(Stored data)
● ● ● ● ●
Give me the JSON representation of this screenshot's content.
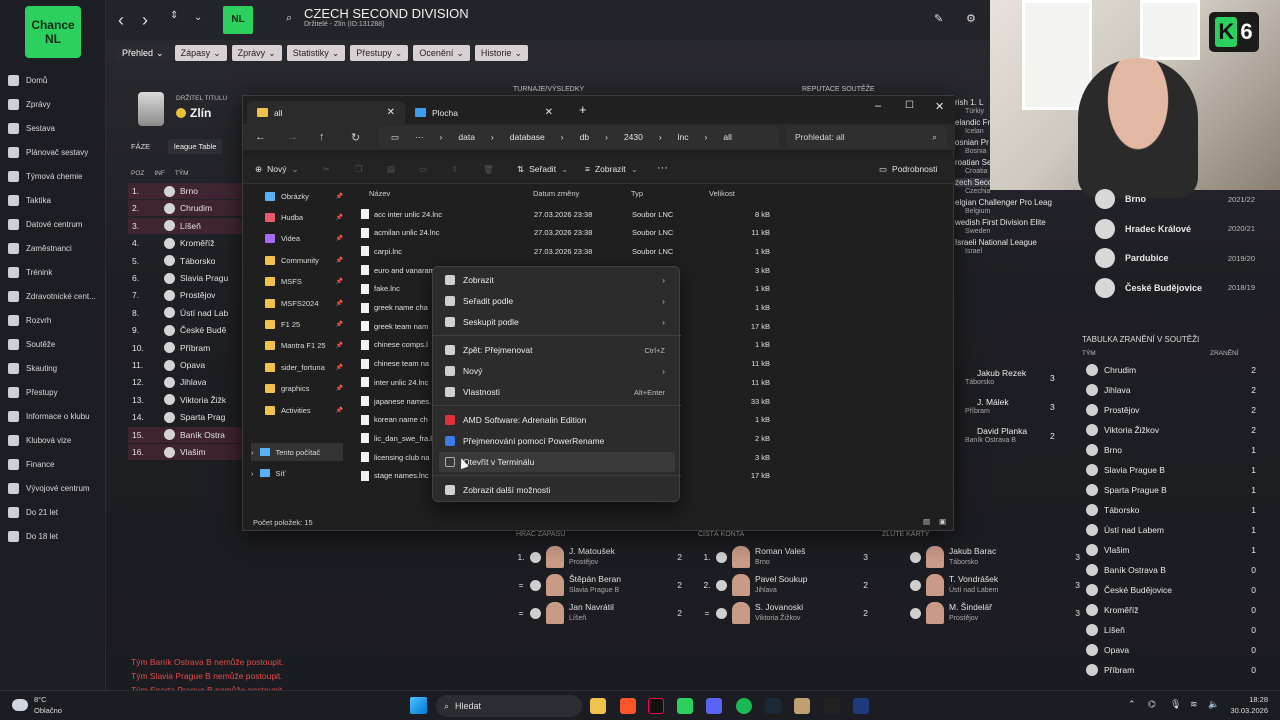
{
  "fm": {
    "logo": "Chance NL",
    "title": "CZECH SECOND DIVISION",
    "subtitle": "Držitelé - Zlín (ID:131288)",
    "menu": [
      "Přehled",
      "Zápasy",
      "Zprávy",
      "Statistiky",
      "Přestupy",
      "Ocenění",
      "Historie"
    ],
    "sidebar": [
      "Domů",
      "Zprávy",
      "Sestava",
      "Plánovač sestavy",
      "Týmová chemie",
      "Taktika",
      "Datové centrum",
      "Zaměstnanci",
      "Trénink",
      "Zdravotnické cent...",
      "Rozvrh",
      "Soutěže",
      "Skauting",
      "Přestupy",
      "Informace o klubu",
      "Klubová vize",
      "Finance",
      "Vývojové centrum",
      "Do 21 let",
      "Do 18 let"
    ],
    "holder_label": "DRŽITEL TITULU",
    "holder": "Zlín",
    "tournament_header": "TURNAJE/VÝSLEDKY",
    "reputation_header": "REPUTACE SOUTĚŽE",
    "phase_label": "FÁZE",
    "phase_value": "league Table",
    "table_headers": [
      "POZ",
      "INF",
      "TÝM"
    ],
    "table": [
      {
        "pos": "1.",
        "team": "Brno"
      },
      {
        "pos": "2.",
        "team": "Chrudim"
      },
      {
        "pos": "3.",
        "team": "Líšeň"
      },
      {
        "pos": "4.",
        "team": "Kroměříž"
      },
      {
        "pos": "5.",
        "team": "Táborsko"
      },
      {
        "pos": "6.",
        "team": "Slavia Pragu"
      },
      {
        "pos": "7.",
        "team": "Prostějov"
      },
      {
        "pos": "8.",
        "team": "Ústí nad Lab"
      },
      {
        "pos": "9.",
        "team": "České Budě"
      },
      {
        "pos": "10.",
        "team": "Příbram"
      },
      {
        "pos": "11.",
        "team": "Opava"
      },
      {
        "pos": "12.",
        "team": "Jihlava"
      },
      {
        "pos": "13.",
        "team": "Viktoria Žižk"
      },
      {
        "pos": "14.",
        "team": "Sparta Prag"
      },
      {
        "pos": "15.",
        "team": "Baník Ostra"
      },
      {
        "pos": "16.",
        "team": "Vlašim"
      }
    ],
    "reputation": [
      {
        "name": "rish 1. L",
        "country": "Türkiy"
      },
      {
        "name": "elandic Fr",
        "country": "Icelan"
      },
      {
        "name": "osnian Pr",
        "country": "Bosnia"
      },
      {
        "name": "roatian Second",
        "country": "Croatia"
      },
      {
        "name": "zech Second Division",
        "country": "Czechia"
      },
      {
        "name": "elgian Challenger Pro Leag",
        "country": "Belgium"
      },
      {
        "name": "wedish First Division Elite",
        "country": "Sweden"
      },
      {
        "name": "Israeli National League",
        "country": "Israel"
      }
    ],
    "history": [
      {
        "team": "Brno",
        "season": "2021/22"
      },
      {
        "team": "Hradec Králové",
        "season": "2020/21"
      },
      {
        "team": "Pardubice",
        "season": "2019/20"
      },
      {
        "team": "České Budějovice",
        "season": "2018/19"
      }
    ],
    "injury_title": "TABULKA ZRANĚNÍ V SOUTĚŽI",
    "injury_col_team": "TÝM",
    "injury_col_count": "ZRANĚNÍ",
    "injuries": [
      {
        "team": "Chrudim",
        "n": "2"
      },
      {
        "team": "Jihlava",
        "n": "2"
      },
      {
        "team": "Prostějov",
        "n": "2"
      },
      {
        "team": "Viktoria Žižkov",
        "n": "2"
      },
      {
        "team": "Brno",
        "n": "1"
      },
      {
        "team": "Slavia Prague B",
        "n": "1"
      },
      {
        "team": "Sparta Prague B",
        "n": "1"
      },
      {
        "team": "Táborsko",
        "n": "1"
      },
      {
        "team": "Ústí nad Labem",
        "n": "1"
      },
      {
        "team": "Vlašim",
        "n": "1"
      },
      {
        "team": "Baník Ostrava B",
        "n": "0"
      },
      {
        "team": "České Budějovice",
        "n": "0"
      },
      {
        "team": "Kroměříž",
        "n": "0"
      },
      {
        "team": "Líšeň",
        "n": "0"
      },
      {
        "team": "Opava",
        "n": "0"
      },
      {
        "team": "Příbram",
        "n": "0"
      }
    ],
    "scorers": [
      {
        "name": "Jakub Rezek",
        "club": "Táborsko",
        "n": "3"
      },
      {
        "name": "J. Málek",
        "club": "Příbram",
        "n": "3"
      },
      {
        "name": "David Planka",
        "club": "Baník Ostrava B",
        "n": "2"
      }
    ],
    "stats_headers": [
      "HRÁČ ZÁPASU",
      "ČISTÁ KONTA",
      "ŽLUTÉ KARTY"
    ],
    "motm": [
      {
        "rank": "1.",
        "name": "J. Matoušek",
        "club": "Prostějov",
        "n": "2"
      },
      {
        "rank": "=",
        "name": "Štěpán Beran",
        "club": "Slavia Prague B",
        "n": "2"
      },
      {
        "rank": "=",
        "name": "Jan Navrátil",
        "club": "Líšeň",
        "n": "2"
      }
    ],
    "clean": [
      {
        "rank": "1.",
        "name": "Roman Valeš",
        "club": "Brno",
        "n": "3"
      },
      {
        "rank": "2.",
        "name": "Pavel Soukup",
        "club": "Jihlava",
        "n": "2"
      },
      {
        "rank": "=",
        "name": "S. Jovanoski",
        "club": "Viktoria Žižkov",
        "n": "2"
      }
    ],
    "yellow": [
      {
        "name": "Jakub Barac",
        "club": "Táborsko",
        "n": "3"
      },
      {
        "name": "T. Vondrášek",
        "club": "Ústí nad Labem",
        "n": "3"
      },
      {
        "name": "M. Šindelář",
        "club": "Prostějov",
        "n": "3"
      }
    ],
    "messages": [
      "Tým Baník Ostrava B nemůže postoupit.",
      "Tým Slavia Prague B nemůže postoupit.",
      "Tým Sparta Prague B nemůže postoupit."
    ]
  },
  "explorer": {
    "tabs": [
      "all",
      "Plocha"
    ],
    "breadcrumb": [
      "data",
      "database",
      "db",
      "2430",
      "lnc",
      "all"
    ],
    "search_placeholder": "Prohledat: all",
    "cmd": {
      "new": "Nový",
      "sort": "Seřadit",
      "view": "Zobrazit",
      "details": "Podrobnosti"
    },
    "nav": [
      {
        "label": "Obrázky",
        "icon": "pictures-icon"
      },
      {
        "label": "Hudba",
        "icon": "music-icon"
      },
      {
        "label": "Videa",
        "icon": "videos-icon"
      },
      {
        "label": "Community",
        "icon": "folder-icon"
      },
      {
        "label": "MSFS",
        "icon": "folder-icon"
      },
      {
        "label": "MSFS2024",
        "icon": "folder-icon"
      },
      {
        "label": "F1 25",
        "icon": "folder-icon"
      },
      {
        "label": "Mantra F1 25",
        "icon": "folder-icon"
      },
      {
        "label": "sider_fortuna",
        "icon": "folder-icon"
      },
      {
        "label": "graphics",
        "icon": "folder-icon"
      },
      {
        "label": "Activities",
        "icon": "folder-icon"
      }
    ],
    "nav_bottom": [
      "Tento počítač",
      "Síť"
    ],
    "columns": [
      "Název",
      "Datum změny",
      "Typ",
      "Velikost"
    ],
    "files": [
      {
        "name": "acc inter unlic 24.lnc",
        "date": "27.03.2026 23:38",
        "type": "Soubor LNC",
        "size": "8 kB"
      },
      {
        "name": "acmilan unlic 24.lnc",
        "date": "27.03.2026 23:38",
        "type": "Soubor LNC",
        "size": "11 kB"
      },
      {
        "name": "carpi.lnc",
        "date": "27.03.2026 23:38",
        "type": "Soubor LNC",
        "size": "1 kB"
      },
      {
        "name": "euro and vanarama",
        "date": "",
        "type": "",
        "size": "3 kB"
      },
      {
        "name": "fake.lnc",
        "date": "",
        "type": "",
        "size": "1 kB"
      },
      {
        "name": "greek name cha",
        "date": "",
        "type": "",
        "size": "1 kB"
      },
      {
        "name": "greek team nam",
        "date": "",
        "type": "",
        "size": "17 kB"
      },
      {
        "name": "chinese comps.l",
        "date": "",
        "type": "",
        "size": "1 kB"
      },
      {
        "name": "chinese team na",
        "date": "",
        "type": "",
        "size": "11 kB"
      },
      {
        "name": "inter unlic 24.lnc",
        "date": "",
        "type": "",
        "size": "11 kB"
      },
      {
        "name": "japanese names.",
        "date": "",
        "type": "",
        "size": "33 kB"
      },
      {
        "name": "korean name ch",
        "date": "",
        "type": "",
        "size": "1 kB"
      },
      {
        "name": "lic_dan_swe_fra.l",
        "date": "",
        "type": "",
        "size": "2 kB"
      },
      {
        "name": "licensing club na",
        "date": "",
        "type": "",
        "size": "3 kB"
      },
      {
        "name": "stage names.lnc",
        "date": "",
        "type": "",
        "size": "17 kB"
      }
    ],
    "status": "Počet položek: 15"
  },
  "context_menu": [
    {
      "label": "Zobrazit",
      "shortcut": "",
      "arrow": "›"
    },
    {
      "label": "Seřadit podle",
      "shortcut": "",
      "arrow": "›"
    },
    {
      "label": "Seskupit podle",
      "shortcut": "",
      "arrow": "›"
    },
    {
      "label": "Zpět: Přejmenovat",
      "shortcut": "Ctrl+Z",
      "arrow": ""
    },
    {
      "label": "Nový",
      "shortcut": "",
      "arrow": "›"
    },
    {
      "label": "Vlastnosti",
      "shortcut": "Alt+Enter",
      "arrow": ""
    },
    {
      "label": "AMD Software: Adrenalin Edition",
      "shortcut": "",
      "arrow": ""
    },
    {
      "label": "Přejmenování pomocí PowerRename",
      "shortcut": "",
      "arrow": ""
    },
    {
      "label": "Otevřít v Terminálu",
      "shortcut": "",
      "arrow": ""
    },
    {
      "label": "Zobrazit další možnosti",
      "shortcut": "",
      "arrow": ""
    }
  ],
  "taskbar": {
    "weather_temp": "8°C",
    "weather_text": "Oblačno",
    "search": "Hledat",
    "time": "18:28",
    "date": "30.03.2026"
  },
  "webcam": {
    "badge_letter": "K",
    "badge_num": "6"
  }
}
● ● ● ● ●
▶ _THE EXERCISE_
Count the lines in the records above that contain the word "Baník", and give only the number.

▶ _SOLUTION TO THIS EXERCISE_
4